Data to process →
━━━━━━━━━━━━━━━━━━━━━━━━━━━━━━

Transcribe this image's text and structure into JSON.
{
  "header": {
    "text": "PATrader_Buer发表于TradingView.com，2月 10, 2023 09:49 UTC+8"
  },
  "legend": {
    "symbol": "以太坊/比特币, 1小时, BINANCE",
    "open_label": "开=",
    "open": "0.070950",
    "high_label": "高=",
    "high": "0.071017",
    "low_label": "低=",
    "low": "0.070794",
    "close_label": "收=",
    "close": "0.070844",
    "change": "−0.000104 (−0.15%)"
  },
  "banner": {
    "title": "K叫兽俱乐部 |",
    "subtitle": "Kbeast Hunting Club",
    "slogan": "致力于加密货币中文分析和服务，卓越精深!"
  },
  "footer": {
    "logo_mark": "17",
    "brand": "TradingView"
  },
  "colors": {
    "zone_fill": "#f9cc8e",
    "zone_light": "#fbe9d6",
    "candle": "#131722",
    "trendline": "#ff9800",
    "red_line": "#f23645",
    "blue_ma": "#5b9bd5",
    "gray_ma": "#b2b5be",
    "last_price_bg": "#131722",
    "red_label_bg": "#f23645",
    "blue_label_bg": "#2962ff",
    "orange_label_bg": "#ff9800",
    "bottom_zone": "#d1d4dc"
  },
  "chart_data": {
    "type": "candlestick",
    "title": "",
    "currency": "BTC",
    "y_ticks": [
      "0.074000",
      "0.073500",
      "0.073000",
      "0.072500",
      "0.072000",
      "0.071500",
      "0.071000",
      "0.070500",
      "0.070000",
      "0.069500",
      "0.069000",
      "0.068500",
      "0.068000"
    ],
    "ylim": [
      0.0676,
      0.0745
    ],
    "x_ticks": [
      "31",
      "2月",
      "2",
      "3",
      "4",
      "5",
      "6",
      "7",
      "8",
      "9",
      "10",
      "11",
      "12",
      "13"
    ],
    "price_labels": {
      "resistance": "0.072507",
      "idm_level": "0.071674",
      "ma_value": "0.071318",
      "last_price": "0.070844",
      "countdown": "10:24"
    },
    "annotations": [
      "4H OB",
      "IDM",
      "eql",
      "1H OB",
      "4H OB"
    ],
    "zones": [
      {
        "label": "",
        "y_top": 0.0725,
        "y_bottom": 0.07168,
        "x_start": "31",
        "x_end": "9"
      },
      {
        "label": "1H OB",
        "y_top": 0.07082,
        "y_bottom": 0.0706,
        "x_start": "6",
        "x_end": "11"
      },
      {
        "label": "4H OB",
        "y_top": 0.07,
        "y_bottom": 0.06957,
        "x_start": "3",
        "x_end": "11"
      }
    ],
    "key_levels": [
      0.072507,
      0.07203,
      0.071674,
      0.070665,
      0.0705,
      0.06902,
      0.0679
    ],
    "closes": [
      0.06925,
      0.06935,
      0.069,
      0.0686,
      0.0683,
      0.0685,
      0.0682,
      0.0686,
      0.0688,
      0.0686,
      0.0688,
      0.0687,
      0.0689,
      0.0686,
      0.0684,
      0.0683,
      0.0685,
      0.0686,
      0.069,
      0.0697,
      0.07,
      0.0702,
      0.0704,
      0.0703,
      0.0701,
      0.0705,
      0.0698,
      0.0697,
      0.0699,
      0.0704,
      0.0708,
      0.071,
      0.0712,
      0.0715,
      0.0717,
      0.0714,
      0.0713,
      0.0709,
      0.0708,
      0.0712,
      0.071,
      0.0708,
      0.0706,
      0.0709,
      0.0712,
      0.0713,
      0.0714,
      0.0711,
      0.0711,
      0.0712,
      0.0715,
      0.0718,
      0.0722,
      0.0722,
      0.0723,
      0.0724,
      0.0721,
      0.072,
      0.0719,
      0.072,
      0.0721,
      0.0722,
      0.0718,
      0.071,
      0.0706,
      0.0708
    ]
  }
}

━━━━━━━━━━━━━━━━━━━━━━━━━━━━━━

Problem to work on → Pull out each line of the listing that holds the string "text".

Exercise solution →
Transcribe this image's text and structure into JSON.
    "text": "PATrader_Buer发表于TradingView.com，2月 10, 2023 09:49 UTC+8"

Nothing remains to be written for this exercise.